Review the lines that follow and copy each one that contains the word "page".

Stored dataset items:
--- --- ---
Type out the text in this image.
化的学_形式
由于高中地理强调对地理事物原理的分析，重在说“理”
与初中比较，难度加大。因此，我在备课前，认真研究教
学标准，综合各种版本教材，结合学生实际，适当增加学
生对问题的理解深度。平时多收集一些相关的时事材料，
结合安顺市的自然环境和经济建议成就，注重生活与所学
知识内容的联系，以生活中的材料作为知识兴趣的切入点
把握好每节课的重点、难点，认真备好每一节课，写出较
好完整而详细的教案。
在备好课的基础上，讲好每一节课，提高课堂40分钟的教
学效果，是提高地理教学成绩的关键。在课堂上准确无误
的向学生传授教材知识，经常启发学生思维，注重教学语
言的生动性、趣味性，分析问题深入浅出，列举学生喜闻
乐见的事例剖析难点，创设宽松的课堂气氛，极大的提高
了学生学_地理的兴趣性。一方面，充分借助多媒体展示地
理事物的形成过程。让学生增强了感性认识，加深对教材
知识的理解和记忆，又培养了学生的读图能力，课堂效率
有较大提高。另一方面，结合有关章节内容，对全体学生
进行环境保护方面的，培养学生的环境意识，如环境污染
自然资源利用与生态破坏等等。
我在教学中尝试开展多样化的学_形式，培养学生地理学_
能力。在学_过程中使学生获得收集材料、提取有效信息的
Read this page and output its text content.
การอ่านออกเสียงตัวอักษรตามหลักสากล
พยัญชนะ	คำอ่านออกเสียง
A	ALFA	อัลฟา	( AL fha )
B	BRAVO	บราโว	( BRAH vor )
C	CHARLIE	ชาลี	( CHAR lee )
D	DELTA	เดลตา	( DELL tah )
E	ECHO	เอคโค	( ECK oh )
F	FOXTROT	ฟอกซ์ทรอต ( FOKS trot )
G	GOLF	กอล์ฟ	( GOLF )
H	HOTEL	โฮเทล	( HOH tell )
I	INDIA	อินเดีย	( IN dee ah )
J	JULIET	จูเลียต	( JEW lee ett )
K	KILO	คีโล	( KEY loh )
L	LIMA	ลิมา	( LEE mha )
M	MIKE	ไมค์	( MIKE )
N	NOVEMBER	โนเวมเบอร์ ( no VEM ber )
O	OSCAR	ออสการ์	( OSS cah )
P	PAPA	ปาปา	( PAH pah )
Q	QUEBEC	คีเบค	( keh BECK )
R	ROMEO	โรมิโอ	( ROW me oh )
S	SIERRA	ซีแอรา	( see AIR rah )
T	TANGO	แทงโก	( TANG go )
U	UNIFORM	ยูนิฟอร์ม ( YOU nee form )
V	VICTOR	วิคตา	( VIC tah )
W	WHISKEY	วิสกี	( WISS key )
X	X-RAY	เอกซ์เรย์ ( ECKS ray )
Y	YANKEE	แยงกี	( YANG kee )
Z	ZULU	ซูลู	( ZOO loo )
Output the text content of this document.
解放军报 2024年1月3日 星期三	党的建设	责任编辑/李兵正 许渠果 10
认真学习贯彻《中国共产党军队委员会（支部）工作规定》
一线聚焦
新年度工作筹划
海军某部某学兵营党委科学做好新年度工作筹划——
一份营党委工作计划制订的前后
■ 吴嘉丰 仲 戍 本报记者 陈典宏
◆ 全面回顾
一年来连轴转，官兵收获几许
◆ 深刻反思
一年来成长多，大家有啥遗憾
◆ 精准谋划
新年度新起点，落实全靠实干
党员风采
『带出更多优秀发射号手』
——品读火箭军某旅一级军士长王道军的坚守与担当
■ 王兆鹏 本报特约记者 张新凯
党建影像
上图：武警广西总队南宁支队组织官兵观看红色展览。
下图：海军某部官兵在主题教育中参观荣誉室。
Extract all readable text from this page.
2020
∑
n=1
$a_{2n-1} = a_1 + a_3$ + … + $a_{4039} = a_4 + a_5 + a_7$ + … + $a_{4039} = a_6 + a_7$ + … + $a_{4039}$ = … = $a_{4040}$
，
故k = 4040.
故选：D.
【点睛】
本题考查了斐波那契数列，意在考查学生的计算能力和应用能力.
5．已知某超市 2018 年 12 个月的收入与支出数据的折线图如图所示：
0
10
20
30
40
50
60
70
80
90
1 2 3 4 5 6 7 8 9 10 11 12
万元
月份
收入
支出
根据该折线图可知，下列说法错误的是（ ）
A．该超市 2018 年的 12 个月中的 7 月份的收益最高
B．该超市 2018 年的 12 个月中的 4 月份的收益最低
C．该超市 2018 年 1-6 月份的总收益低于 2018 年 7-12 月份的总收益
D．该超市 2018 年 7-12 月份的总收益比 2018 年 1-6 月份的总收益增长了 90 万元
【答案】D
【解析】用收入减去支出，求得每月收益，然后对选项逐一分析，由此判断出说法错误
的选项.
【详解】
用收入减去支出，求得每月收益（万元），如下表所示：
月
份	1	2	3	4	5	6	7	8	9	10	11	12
--- --- ---
▶ [SOLUTION TO THIS PROBLEM]
Read this page and output its text content.
Extract all readable text from this page.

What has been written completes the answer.